__TASK MATERIAL__.
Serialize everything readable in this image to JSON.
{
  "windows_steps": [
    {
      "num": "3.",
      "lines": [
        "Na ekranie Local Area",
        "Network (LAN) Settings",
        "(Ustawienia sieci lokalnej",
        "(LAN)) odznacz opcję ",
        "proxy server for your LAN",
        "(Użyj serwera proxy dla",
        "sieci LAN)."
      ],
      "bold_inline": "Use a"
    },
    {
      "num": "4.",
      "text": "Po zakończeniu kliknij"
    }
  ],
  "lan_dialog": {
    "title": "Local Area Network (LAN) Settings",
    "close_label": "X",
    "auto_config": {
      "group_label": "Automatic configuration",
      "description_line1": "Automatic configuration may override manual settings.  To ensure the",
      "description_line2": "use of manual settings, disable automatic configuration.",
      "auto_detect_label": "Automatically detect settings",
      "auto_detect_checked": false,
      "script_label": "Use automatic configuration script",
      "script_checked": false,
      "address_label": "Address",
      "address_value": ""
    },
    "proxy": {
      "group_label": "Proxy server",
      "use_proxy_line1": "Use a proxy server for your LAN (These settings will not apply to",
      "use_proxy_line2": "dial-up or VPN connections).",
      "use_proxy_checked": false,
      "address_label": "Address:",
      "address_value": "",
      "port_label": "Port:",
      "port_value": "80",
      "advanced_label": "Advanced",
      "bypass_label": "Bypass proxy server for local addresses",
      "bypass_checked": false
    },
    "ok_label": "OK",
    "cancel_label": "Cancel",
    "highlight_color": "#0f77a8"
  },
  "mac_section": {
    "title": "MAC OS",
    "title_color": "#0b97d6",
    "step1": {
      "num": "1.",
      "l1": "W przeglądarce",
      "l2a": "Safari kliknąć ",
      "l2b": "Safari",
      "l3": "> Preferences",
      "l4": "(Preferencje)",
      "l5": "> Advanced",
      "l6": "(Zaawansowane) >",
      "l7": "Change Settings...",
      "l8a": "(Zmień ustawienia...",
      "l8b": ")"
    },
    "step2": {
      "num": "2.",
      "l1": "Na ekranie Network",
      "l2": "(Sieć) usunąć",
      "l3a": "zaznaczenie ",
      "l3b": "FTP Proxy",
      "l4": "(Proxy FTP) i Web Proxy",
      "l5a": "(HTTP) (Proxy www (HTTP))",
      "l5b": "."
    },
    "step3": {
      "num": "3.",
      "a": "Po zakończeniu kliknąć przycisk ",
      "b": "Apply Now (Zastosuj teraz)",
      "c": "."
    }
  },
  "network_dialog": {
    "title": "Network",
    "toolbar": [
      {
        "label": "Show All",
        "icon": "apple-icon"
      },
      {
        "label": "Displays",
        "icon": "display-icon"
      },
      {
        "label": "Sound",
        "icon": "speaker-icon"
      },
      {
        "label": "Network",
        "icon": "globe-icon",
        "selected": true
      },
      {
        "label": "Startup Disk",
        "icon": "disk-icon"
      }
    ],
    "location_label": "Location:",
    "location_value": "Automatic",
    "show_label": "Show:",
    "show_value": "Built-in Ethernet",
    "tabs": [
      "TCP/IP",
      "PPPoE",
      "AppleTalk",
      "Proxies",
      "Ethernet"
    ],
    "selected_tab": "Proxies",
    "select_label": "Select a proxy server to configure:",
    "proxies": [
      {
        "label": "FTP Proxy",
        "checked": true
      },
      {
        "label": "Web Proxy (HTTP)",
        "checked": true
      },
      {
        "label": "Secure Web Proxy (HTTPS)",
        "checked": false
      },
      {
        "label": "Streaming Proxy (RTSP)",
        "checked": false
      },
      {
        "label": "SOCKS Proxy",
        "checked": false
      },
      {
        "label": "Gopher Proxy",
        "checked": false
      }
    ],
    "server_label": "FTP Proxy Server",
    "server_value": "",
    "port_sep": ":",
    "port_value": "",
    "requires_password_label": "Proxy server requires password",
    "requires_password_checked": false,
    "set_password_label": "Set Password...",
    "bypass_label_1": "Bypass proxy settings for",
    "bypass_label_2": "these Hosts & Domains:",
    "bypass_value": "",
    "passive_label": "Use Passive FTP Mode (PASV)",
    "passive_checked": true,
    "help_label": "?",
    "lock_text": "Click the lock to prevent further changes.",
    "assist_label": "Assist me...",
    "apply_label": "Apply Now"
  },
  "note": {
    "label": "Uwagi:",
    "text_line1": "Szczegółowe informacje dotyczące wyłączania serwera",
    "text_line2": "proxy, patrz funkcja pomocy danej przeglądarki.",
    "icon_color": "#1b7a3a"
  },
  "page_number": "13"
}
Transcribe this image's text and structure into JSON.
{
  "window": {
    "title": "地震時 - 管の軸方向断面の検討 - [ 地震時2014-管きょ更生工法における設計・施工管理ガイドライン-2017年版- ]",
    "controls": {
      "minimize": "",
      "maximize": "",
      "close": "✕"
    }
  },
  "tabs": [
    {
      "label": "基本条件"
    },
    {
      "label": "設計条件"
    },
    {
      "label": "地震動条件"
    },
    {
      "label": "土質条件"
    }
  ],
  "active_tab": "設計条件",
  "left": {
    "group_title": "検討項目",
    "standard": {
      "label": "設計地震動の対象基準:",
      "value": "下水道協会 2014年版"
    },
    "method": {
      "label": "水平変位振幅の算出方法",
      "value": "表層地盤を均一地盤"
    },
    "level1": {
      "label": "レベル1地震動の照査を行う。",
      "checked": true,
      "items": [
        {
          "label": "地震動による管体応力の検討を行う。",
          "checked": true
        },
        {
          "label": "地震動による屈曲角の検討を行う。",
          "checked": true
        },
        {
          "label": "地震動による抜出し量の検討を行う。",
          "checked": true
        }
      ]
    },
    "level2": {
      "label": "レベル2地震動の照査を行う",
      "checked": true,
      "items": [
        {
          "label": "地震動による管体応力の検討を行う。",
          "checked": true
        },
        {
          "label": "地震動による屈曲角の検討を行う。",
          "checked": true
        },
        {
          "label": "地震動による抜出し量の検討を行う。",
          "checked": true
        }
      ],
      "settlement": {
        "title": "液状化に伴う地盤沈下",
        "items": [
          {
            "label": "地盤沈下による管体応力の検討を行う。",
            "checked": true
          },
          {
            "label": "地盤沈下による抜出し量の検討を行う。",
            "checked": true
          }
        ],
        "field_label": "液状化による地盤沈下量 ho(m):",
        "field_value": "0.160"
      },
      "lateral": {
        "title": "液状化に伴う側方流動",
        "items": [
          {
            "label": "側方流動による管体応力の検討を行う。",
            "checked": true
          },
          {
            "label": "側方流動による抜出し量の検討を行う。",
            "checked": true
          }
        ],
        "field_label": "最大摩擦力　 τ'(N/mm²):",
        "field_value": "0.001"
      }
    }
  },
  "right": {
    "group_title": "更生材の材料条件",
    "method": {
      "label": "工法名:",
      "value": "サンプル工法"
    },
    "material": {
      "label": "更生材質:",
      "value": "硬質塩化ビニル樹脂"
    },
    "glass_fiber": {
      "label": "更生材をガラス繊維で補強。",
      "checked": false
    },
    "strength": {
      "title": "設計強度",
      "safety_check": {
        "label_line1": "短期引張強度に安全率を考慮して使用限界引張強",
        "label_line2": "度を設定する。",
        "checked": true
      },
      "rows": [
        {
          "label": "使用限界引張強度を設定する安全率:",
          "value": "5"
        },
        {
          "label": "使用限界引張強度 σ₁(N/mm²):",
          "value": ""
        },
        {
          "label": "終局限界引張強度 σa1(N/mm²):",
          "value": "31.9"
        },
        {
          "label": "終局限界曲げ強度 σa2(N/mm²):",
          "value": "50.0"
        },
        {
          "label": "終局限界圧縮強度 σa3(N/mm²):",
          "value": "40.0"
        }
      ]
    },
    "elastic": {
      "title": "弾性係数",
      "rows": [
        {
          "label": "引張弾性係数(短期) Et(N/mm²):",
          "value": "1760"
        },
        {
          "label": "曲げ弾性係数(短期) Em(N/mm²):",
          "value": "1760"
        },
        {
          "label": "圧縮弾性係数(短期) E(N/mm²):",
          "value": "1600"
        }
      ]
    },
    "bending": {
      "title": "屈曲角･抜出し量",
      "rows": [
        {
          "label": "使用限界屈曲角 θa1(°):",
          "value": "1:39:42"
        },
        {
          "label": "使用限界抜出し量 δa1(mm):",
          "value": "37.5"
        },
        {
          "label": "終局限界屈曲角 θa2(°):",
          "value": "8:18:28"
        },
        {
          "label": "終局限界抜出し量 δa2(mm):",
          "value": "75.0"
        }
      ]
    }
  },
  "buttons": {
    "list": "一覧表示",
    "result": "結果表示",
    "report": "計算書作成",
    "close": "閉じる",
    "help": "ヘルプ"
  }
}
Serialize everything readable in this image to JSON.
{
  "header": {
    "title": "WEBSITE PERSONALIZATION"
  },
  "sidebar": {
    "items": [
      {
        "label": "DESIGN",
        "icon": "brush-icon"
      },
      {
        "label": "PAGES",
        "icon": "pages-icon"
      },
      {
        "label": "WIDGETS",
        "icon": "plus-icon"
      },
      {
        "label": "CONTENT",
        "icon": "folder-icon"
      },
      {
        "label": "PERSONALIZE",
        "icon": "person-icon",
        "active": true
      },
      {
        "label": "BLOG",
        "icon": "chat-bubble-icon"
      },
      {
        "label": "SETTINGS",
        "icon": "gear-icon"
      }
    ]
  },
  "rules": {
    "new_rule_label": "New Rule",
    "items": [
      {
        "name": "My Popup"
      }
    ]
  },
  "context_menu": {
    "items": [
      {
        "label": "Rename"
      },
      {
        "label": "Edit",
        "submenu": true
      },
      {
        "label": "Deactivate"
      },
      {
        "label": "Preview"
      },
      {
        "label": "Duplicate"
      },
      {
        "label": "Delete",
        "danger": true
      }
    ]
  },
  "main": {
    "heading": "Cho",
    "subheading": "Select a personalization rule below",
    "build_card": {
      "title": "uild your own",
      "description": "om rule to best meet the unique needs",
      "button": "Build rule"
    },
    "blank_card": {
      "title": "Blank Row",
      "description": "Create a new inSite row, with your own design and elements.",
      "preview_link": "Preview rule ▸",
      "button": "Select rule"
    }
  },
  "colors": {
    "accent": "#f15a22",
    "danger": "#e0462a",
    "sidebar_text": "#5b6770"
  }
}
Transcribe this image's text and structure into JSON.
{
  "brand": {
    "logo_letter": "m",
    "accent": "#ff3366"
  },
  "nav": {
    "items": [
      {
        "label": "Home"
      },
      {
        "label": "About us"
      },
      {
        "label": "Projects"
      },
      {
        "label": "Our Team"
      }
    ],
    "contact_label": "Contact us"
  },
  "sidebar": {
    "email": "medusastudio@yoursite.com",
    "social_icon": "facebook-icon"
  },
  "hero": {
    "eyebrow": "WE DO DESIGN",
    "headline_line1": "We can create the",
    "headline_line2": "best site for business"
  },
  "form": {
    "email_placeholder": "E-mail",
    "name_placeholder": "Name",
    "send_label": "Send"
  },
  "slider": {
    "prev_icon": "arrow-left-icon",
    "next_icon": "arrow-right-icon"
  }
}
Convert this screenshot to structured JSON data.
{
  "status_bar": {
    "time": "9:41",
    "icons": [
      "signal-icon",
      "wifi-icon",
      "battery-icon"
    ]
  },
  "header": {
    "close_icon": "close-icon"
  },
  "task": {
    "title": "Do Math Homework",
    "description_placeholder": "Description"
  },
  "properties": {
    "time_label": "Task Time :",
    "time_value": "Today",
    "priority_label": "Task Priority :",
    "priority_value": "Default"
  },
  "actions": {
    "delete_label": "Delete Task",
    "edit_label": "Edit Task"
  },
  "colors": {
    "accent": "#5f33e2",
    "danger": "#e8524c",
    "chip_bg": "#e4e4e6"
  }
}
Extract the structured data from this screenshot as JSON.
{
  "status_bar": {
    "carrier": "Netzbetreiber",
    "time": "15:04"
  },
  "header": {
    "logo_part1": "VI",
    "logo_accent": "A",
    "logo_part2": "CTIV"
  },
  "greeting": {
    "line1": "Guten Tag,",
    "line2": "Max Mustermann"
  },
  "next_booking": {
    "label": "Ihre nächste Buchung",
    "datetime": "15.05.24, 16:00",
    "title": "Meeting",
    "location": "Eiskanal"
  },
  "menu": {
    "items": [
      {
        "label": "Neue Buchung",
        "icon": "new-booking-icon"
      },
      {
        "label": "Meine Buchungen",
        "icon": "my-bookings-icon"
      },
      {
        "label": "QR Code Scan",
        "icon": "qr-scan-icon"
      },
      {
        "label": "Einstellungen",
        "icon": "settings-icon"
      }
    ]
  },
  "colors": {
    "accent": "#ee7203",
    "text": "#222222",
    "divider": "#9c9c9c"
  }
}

__GIVEN TASK__. Copy all lines from the material that include "arrow".

__FULL ANSWER__.
    "prev_icon": "arrow-left-icon",
    "next_icon": "arrow-right-icon"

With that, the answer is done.